* _OBJECTIVE_:
Return the number of lines holding "text", with nothing added.

* _MATERIAL FOR THIS TASK_:
┌────────
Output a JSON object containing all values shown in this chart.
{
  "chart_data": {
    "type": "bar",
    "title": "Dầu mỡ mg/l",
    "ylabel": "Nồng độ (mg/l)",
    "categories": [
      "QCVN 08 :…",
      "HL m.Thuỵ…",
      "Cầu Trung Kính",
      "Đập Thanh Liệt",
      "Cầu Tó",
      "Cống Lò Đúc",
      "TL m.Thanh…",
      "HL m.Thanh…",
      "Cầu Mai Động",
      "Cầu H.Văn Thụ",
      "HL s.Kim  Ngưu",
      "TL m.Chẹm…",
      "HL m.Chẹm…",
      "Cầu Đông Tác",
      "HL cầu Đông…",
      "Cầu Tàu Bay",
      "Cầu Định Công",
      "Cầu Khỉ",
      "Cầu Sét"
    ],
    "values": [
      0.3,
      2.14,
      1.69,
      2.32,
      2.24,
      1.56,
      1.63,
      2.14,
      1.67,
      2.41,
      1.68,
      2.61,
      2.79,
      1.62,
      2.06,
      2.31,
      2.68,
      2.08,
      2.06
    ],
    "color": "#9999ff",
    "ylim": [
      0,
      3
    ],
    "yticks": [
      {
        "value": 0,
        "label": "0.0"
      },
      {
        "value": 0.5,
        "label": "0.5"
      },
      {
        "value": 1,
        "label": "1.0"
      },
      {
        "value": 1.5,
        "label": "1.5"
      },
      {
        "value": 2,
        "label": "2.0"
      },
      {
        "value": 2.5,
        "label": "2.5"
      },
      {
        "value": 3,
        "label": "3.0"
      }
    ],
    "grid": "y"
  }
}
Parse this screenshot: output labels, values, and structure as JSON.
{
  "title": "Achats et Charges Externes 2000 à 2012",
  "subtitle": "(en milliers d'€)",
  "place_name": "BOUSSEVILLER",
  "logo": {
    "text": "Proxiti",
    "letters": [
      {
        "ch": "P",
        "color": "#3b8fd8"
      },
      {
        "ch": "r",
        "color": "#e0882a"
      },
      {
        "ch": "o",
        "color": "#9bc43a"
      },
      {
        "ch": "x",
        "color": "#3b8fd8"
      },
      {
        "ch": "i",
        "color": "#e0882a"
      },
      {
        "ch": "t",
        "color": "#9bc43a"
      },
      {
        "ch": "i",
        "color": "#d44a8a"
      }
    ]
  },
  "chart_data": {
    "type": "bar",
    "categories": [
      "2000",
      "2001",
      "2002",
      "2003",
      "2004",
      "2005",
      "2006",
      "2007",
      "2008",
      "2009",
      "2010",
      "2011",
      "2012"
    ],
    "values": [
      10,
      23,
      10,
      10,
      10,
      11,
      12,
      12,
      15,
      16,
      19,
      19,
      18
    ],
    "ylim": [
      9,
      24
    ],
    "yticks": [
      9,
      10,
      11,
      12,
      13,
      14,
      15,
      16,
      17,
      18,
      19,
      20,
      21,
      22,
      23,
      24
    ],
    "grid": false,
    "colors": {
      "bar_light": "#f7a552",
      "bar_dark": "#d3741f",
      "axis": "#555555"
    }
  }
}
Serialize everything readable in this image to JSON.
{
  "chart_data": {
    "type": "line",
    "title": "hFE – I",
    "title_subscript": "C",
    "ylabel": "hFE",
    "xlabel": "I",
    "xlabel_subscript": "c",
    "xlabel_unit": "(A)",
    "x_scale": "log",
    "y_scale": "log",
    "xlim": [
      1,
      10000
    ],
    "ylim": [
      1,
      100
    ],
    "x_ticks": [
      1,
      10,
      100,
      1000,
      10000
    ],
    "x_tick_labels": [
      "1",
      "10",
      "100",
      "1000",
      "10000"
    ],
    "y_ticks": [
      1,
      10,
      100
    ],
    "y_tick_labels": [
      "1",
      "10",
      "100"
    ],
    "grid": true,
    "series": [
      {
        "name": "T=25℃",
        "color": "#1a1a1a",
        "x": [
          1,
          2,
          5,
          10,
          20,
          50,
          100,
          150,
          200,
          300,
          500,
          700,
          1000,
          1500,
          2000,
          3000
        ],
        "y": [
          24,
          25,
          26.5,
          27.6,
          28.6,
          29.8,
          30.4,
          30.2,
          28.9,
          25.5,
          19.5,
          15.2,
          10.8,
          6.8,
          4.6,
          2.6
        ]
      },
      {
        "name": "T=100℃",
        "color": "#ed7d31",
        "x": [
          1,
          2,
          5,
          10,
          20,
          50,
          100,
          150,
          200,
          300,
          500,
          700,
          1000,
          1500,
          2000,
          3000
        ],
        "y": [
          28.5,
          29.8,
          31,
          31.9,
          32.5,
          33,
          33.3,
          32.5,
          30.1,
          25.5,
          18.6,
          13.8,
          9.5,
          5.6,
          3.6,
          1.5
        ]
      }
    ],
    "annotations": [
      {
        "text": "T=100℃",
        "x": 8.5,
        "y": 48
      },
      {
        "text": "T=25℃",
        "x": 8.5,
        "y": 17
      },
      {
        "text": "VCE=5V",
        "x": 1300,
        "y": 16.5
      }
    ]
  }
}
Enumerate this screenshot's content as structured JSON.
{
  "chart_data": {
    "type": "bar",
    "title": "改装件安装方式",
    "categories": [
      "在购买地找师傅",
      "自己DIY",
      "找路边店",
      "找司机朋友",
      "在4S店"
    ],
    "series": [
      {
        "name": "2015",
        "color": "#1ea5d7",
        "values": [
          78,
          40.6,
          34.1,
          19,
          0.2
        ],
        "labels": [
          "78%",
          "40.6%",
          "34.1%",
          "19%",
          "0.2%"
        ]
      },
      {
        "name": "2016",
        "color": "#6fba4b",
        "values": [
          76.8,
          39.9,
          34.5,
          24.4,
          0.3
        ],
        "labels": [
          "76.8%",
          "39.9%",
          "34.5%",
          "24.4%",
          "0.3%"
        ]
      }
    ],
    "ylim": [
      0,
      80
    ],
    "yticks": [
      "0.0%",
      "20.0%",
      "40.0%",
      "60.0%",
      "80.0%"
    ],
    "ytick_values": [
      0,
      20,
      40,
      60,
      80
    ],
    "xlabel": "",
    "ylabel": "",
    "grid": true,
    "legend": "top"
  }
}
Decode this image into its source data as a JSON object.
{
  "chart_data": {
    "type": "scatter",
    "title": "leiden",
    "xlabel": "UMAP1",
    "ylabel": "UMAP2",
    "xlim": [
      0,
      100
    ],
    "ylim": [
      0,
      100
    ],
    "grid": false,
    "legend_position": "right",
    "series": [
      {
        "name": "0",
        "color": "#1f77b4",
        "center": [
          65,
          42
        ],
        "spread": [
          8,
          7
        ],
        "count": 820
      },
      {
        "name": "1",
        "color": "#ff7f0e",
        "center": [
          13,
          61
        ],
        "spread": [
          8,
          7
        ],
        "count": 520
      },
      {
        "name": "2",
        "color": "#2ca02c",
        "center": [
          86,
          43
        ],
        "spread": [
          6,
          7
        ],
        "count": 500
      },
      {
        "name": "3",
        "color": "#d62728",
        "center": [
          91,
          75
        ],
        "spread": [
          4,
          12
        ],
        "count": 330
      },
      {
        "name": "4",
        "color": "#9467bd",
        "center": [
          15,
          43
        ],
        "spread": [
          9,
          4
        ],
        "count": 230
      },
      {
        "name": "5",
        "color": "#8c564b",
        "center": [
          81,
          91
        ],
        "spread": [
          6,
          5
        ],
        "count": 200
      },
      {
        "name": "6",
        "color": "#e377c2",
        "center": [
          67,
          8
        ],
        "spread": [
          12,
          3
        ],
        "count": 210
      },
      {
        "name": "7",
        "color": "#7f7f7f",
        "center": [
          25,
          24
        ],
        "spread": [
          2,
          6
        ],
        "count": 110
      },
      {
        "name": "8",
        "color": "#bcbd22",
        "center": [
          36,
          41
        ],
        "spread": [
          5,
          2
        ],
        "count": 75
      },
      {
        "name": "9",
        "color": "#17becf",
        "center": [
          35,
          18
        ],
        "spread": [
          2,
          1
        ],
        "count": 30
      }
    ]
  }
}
└────────
* _IN RESPONSE_:
4